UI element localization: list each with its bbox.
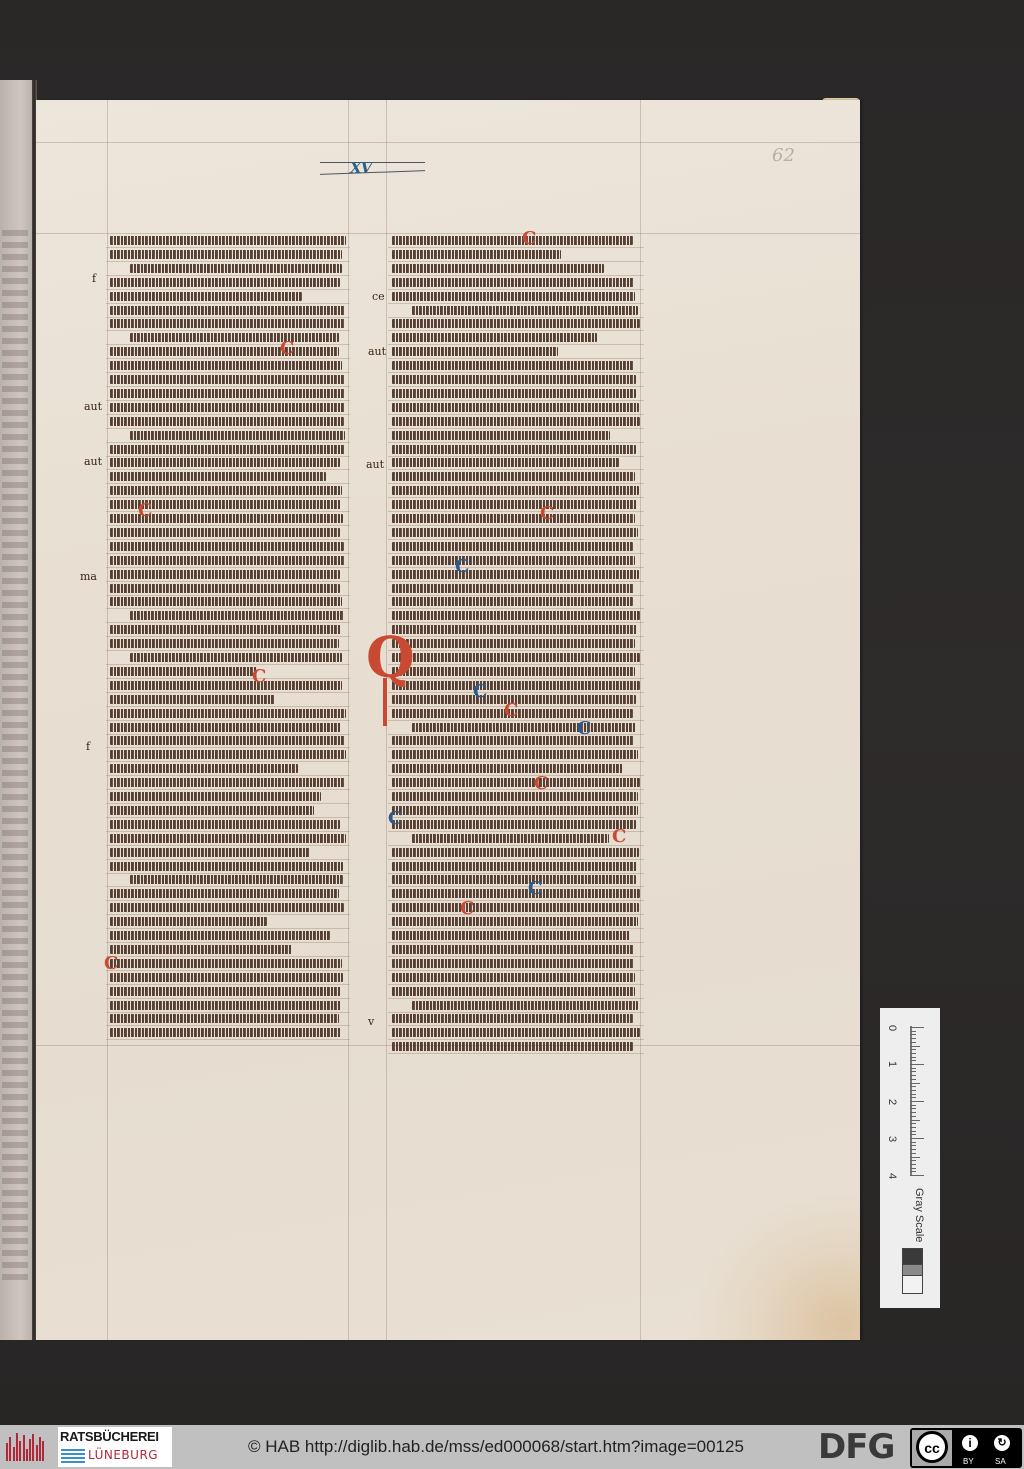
scale-tick <box>910 1057 916 1058</box>
script-line <box>110 709 346 718</box>
ruling-line <box>388 928 644 929</box>
ruling-line <box>388 456 644 457</box>
ruling-line <box>388 1039 644 1040</box>
ruling-line <box>106 595 350 596</box>
script-line <box>392 319 640 328</box>
script-line <box>110 361 342 370</box>
ruling-line <box>106 914 350 915</box>
script-line <box>392 445 636 454</box>
script-line <box>392 514 635 523</box>
ruling-line <box>388 469 644 470</box>
ruling-line <box>106 317 350 318</box>
ruling-line <box>388 970 644 971</box>
script-line <box>110 584 340 593</box>
cc-license-badge[interactable]: cc i ↻ BY SA <box>910 1428 1022 1468</box>
red-paragraph-initial: C <box>280 340 294 358</box>
script-line <box>392 764 623 773</box>
ruling-line <box>388 775 644 776</box>
script-line <box>392 736 634 745</box>
ruling-line <box>106 928 350 929</box>
script-line <box>130 264 342 273</box>
decorated-initial-tail <box>383 678 387 726</box>
marginal-gloss: f <box>86 740 90 753</box>
script-line <box>110 681 342 690</box>
script-line <box>392 250 561 259</box>
script-line <box>392 820 636 829</box>
sa-label: SA <box>995 1457 1006 1466</box>
ruling-line <box>388 692 644 693</box>
script-line <box>110 417 344 426</box>
ruling-line <box>388 372 644 373</box>
script-line <box>110 973 343 982</box>
scale-tick-label: 1 <box>886 1061 898 1067</box>
share-alike-icon: ↻ <box>992 1433 1012 1453</box>
scale-tick-label: 0 <box>886 1025 898 1031</box>
script-line <box>392 500 637 509</box>
script-line <box>392 486 639 495</box>
ruling-line <box>388 761 644 762</box>
ruling-line <box>106 400 350 401</box>
scale-tick <box>910 1105 916 1106</box>
ruling-line <box>388 747 644 748</box>
script-line <box>392 389 636 398</box>
ruling-line <box>106 942 350 943</box>
ruling-line <box>36 142 860 143</box>
ruling-line <box>388 275 644 276</box>
ruling-line <box>106 608 350 609</box>
script-line <box>110 1001 341 1010</box>
scale-tick <box>910 1138 924 1139</box>
script-line <box>110 556 345 565</box>
emblem-bar <box>32 1434 34 1461</box>
ruling-line <box>106 706 350 707</box>
ruling-line <box>106 247 350 248</box>
ruling-line <box>106 358 350 359</box>
ruling-line <box>106 456 350 457</box>
blue-paragraph-initial: C <box>577 720 591 738</box>
ruling-line <box>388 414 644 415</box>
ruling-line <box>388 289 644 290</box>
script-line <box>392 862 637 871</box>
script-line <box>110 486 342 495</box>
marginal-gloss: aut <box>84 455 102 468</box>
ruling-line <box>106 497 350 498</box>
ruling-line <box>388 817 644 818</box>
ruling-line <box>106 886 350 887</box>
scale-tick <box>910 1175 924 1176</box>
ruling-line <box>36 233 860 234</box>
script-line <box>110 889 339 898</box>
ruling-line <box>388 678 644 679</box>
ruling-line <box>388 859 644 860</box>
running-head-numeral: XV <box>350 159 371 177</box>
ruling-line <box>106 803 350 804</box>
attribution-icon: i <box>960 1433 980 1453</box>
ruling-line <box>106 553 350 554</box>
script-line <box>110 959 342 968</box>
script-line <box>392 917 638 926</box>
script-line <box>392 528 638 537</box>
ruling-line <box>388 511 644 512</box>
script-line <box>130 653 342 662</box>
script-line <box>110 250 342 259</box>
ruling-line <box>106 581 350 582</box>
marginal-gloss: aut <box>368 345 386 358</box>
scale-tick <box>910 1171 916 1172</box>
ruling-line <box>388 831 644 832</box>
scale-tick <box>910 1068 916 1069</box>
script-line <box>110 736 345 745</box>
script-line <box>110 806 314 815</box>
script-line <box>110 987 341 996</box>
script-line <box>392 584 634 593</box>
scale-tick <box>910 1123 916 1124</box>
ruling-line <box>388 358 644 359</box>
ruling-line <box>106 567 350 568</box>
ruling-line <box>106 539 350 540</box>
ruling-line <box>388 845 644 846</box>
script-line <box>130 875 343 884</box>
ruling-line <box>106 734 350 735</box>
script-line <box>110 639 339 648</box>
red-paragraph-initial: C <box>252 668 266 686</box>
scale-tick <box>910 1097 916 1098</box>
script-line <box>412 1001 638 1010</box>
script-line <box>110 445 345 454</box>
book-waves-icon <box>61 1449 85 1465</box>
blue-paragraph-initial: C <box>473 683 487 701</box>
copyright-link[interactable]: © HAB http://diglib.hab.de/mss/ed000068/… <box>248 1437 744 1457</box>
script-line <box>110 292 302 301</box>
ruling-line <box>106 1012 350 1013</box>
emblem-bars-icon <box>6 1433 46 1461</box>
ruling-line <box>106 372 350 373</box>
script-line <box>392 264 604 273</box>
script-line <box>110 458 340 467</box>
ruling-line <box>388 873 644 874</box>
scale-tick <box>910 1168 916 1169</box>
script-line <box>110 1014 339 1023</box>
script-line <box>110 597 342 606</box>
scale-tick <box>910 1060 916 1061</box>
ruling-line <box>106 525 350 526</box>
script-line <box>110 862 343 871</box>
script-line <box>392 778 640 787</box>
ruling-line <box>106 831 350 832</box>
red-paragraph-initial: C <box>460 900 474 918</box>
scale-tick-label: 4 <box>886 1173 898 1179</box>
ruling-line <box>388 442 644 443</box>
scale-tick <box>910 1071 916 1072</box>
ruling-line <box>106 469 350 470</box>
ruling-line <box>388 539 644 540</box>
red-paragraph-initial: C <box>540 505 554 523</box>
ruling-line <box>106 873 350 874</box>
script-line <box>412 834 609 843</box>
script-line <box>110 319 345 328</box>
script-line <box>392 570 639 579</box>
scale-tick <box>910 1046 920 1047</box>
ruling-line <box>388 1012 644 1013</box>
blue-paragraph-initial: C <box>455 558 469 576</box>
ruling-line <box>388 303 644 304</box>
emblem-bar <box>26 1449 28 1461</box>
script-line <box>392 417 640 426</box>
script-line <box>392 681 640 690</box>
script-line <box>392 431 610 440</box>
script-line <box>392 750 638 759</box>
script-line <box>392 931 630 940</box>
ruling-line <box>388 1053 644 1054</box>
facing-page-text <box>2 230 28 1280</box>
script-line <box>392 333 597 342</box>
script-line <box>392 556 635 565</box>
gray-swatch-dark <box>902 1248 923 1265</box>
ruling-line <box>388 956 644 957</box>
blue-paragraph-initial: C <box>388 810 402 828</box>
script-line <box>392 458 619 467</box>
blue-paragraph-initial: C <box>528 880 542 898</box>
scale-tick <box>910 1101 924 1102</box>
ruling-line <box>388 261 644 262</box>
script-line <box>392 597 633 606</box>
red-paragraph-initial: C <box>504 702 518 720</box>
library-logo[interactable]: RATSBÜCHEREI LÜNEBURG <box>58 1427 172 1467</box>
script-line <box>392 236 633 245</box>
scale-tick <box>910 1075 916 1076</box>
ruling-line <box>106 692 350 693</box>
running-head: XV <box>320 160 425 176</box>
script-line <box>392 1028 640 1037</box>
ruling-line <box>388 1025 644 1026</box>
script-line <box>110 750 346 759</box>
ruling-line <box>388 553 644 554</box>
script-line <box>392 653 640 662</box>
library-logo-name: RATSBÜCHEREI <box>60 1429 159 1444</box>
scale-tick <box>910 1083 920 1084</box>
emblem-bar <box>23 1435 25 1461</box>
script-line <box>110 389 345 398</box>
script-line <box>130 431 345 440</box>
red-paragraph-initial: C <box>534 775 548 793</box>
marginal-gloss: ma <box>80 570 97 583</box>
ruling-line <box>106 956 350 957</box>
ruling-line <box>106 970 350 971</box>
ruling-line <box>388 789 644 790</box>
gray-scale-label: Gray Scale <box>913 1188 925 1242</box>
by-label: BY <box>963 1457 974 1466</box>
script-line <box>110 723 341 732</box>
ruling-line <box>106 789 350 790</box>
script-line <box>110 347 339 356</box>
ruling-line <box>106 775 350 776</box>
script-line <box>392 611 640 620</box>
ruling-line <box>388 483 644 484</box>
ruling-line <box>106 275 350 276</box>
scale-tick-label: 2 <box>886 1099 898 1105</box>
scale-tick <box>910 1086 916 1087</box>
marginal-gloss: aut <box>366 458 384 471</box>
ruling-line <box>388 622 644 623</box>
script-line <box>392 403 639 412</box>
script-line <box>392 375 636 384</box>
ruling-line <box>106 817 350 818</box>
scale-tick <box>910 1120 920 1121</box>
script-line <box>130 333 339 342</box>
cc-icon-label: cc <box>924 1440 940 1456</box>
ruling-line <box>106 720 350 721</box>
script-line <box>110 931 330 940</box>
ruling-line <box>388 636 644 637</box>
ruling-line <box>106 845 350 846</box>
ruling-line <box>388 914 644 915</box>
dfg-logo[interactable]: DFG <box>818 1429 894 1465</box>
script-line <box>110 542 344 551</box>
red-paragraph-initial: C <box>104 955 118 973</box>
ruling-line <box>106 289 350 290</box>
marginal-gloss: v <box>368 1015 374 1028</box>
script-line <box>392 1042 633 1051</box>
ruling-line <box>106 414 350 415</box>
cc-icon: cc <box>916 1431 948 1463</box>
script-line <box>392 361 634 370</box>
ruling-line <box>106 428 350 429</box>
script-line <box>392 987 635 996</box>
script-line <box>392 848 639 857</box>
emblem-bar <box>36 1445 38 1461</box>
ruling-line <box>106 747 350 748</box>
scale-tick <box>910 1145 916 1146</box>
scale-tick <box>910 1164 916 1165</box>
script-line <box>110 792 321 801</box>
script-line <box>392 347 558 356</box>
ruling-line <box>388 734 644 735</box>
emblem-bar <box>39 1437 41 1461</box>
ruling-line <box>106 998 350 999</box>
ruling-line <box>388 886 644 887</box>
ruling-line <box>106 678 350 679</box>
script-line <box>110 778 345 787</box>
folio-number: 62 <box>772 145 795 166</box>
script-line <box>392 875 636 884</box>
ruling-line <box>388 595 644 596</box>
script-line <box>392 945 634 954</box>
script-line <box>110 1028 341 1037</box>
ruling-line <box>388 386 644 387</box>
ruling-line <box>388 247 644 248</box>
gray-swatch-light <box>902 1275 923 1294</box>
scale-tick <box>910 1134 916 1135</box>
viewer-footer: RATSBÜCHEREI LÜNEBURG © HAB http://digli… <box>0 1425 1024 1469</box>
script-line <box>110 945 292 954</box>
script-line <box>110 917 267 926</box>
ruling-line <box>106 303 350 304</box>
ruling-line <box>388 998 644 999</box>
ruling-line <box>388 567 644 568</box>
script-line <box>110 764 298 773</box>
script-line <box>392 973 635 982</box>
emblem-bar <box>29 1439 31 1461</box>
script-line <box>392 542 633 551</box>
ruling-line <box>388 650 644 651</box>
scale-tick <box>910 1112 916 1113</box>
script-line <box>110 528 340 537</box>
script-line <box>392 292 635 301</box>
script-line <box>412 723 636 732</box>
ruling-line <box>388 581 644 582</box>
script-line <box>110 667 257 676</box>
ruling-line <box>106 636 350 637</box>
ruling-line <box>106 1025 350 1026</box>
script-line <box>110 306 345 315</box>
ruling-line <box>388 317 644 318</box>
ruling-line <box>388 900 644 901</box>
ruling-line <box>106 984 350 985</box>
script-line <box>110 625 341 634</box>
emblem-bar <box>6 1443 8 1461</box>
scale-tick <box>910 1053 916 1054</box>
script-line <box>110 903 344 912</box>
ruling-line <box>106 761 350 762</box>
running-head-rule <box>320 170 425 175</box>
script-line <box>392 639 635 648</box>
library-emblem <box>0 1425 56 1469</box>
library-logo-city: LÜNEBURG <box>88 1448 158 1462</box>
ruling-line <box>106 442 350 443</box>
ruling-line <box>106 900 350 901</box>
ruling-line <box>388 525 644 526</box>
script-line <box>110 375 345 384</box>
ruling-line <box>106 650 350 651</box>
scale-tick <box>910 1127 916 1128</box>
ruling-line <box>388 942 644 943</box>
scale-tick <box>910 1149 916 1150</box>
scale-tick <box>910 1049 916 1050</box>
script-line <box>130 611 344 620</box>
scale-tick <box>910 1160 916 1161</box>
script-line <box>392 472 635 481</box>
ruling-line <box>106 1039 350 1040</box>
scale-tick <box>910 1064 924 1065</box>
ruling-line <box>106 622 350 623</box>
scale-tick <box>910 1042 916 1043</box>
emblem-bar <box>9 1437 11 1461</box>
ruling-line <box>106 483 350 484</box>
ruling-line <box>388 344 644 345</box>
script-line <box>110 834 346 843</box>
ruling-line <box>388 400 644 401</box>
ruling-line <box>388 803 644 804</box>
emblem-bar <box>13 1447 15 1461</box>
scale-tick <box>910 1108 916 1109</box>
emblem-bar <box>19 1441 21 1461</box>
script-line <box>392 1014 633 1023</box>
scale-tick <box>910 1027 924 1028</box>
script-line <box>392 625 637 634</box>
script-line <box>392 903 639 912</box>
ruling-line <box>388 984 644 985</box>
scale-tick <box>910 1034 916 1035</box>
ruling-line <box>106 261 350 262</box>
facing-page-edge <box>0 80 34 1340</box>
scale-tick <box>910 1116 916 1117</box>
script-line <box>110 403 345 412</box>
emblem-bar <box>16 1433 18 1461</box>
ruling-line <box>388 664 644 665</box>
script-line <box>392 667 635 676</box>
script-line <box>392 792 638 801</box>
marginal-gloss: aut <box>84 400 102 413</box>
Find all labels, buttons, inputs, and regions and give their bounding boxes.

Problem to work on: Pull out every line of the material that contains the word "gray", treating uppercase and lowercase letters as different.

Problem solution:
gray-swatch-dark <box>902 1248 923 1265</box>
gray-scale-label: Gray Scale <box>913 1188 925 1242</box>
gray-swatch-light <box>902 1275 923 1294</box>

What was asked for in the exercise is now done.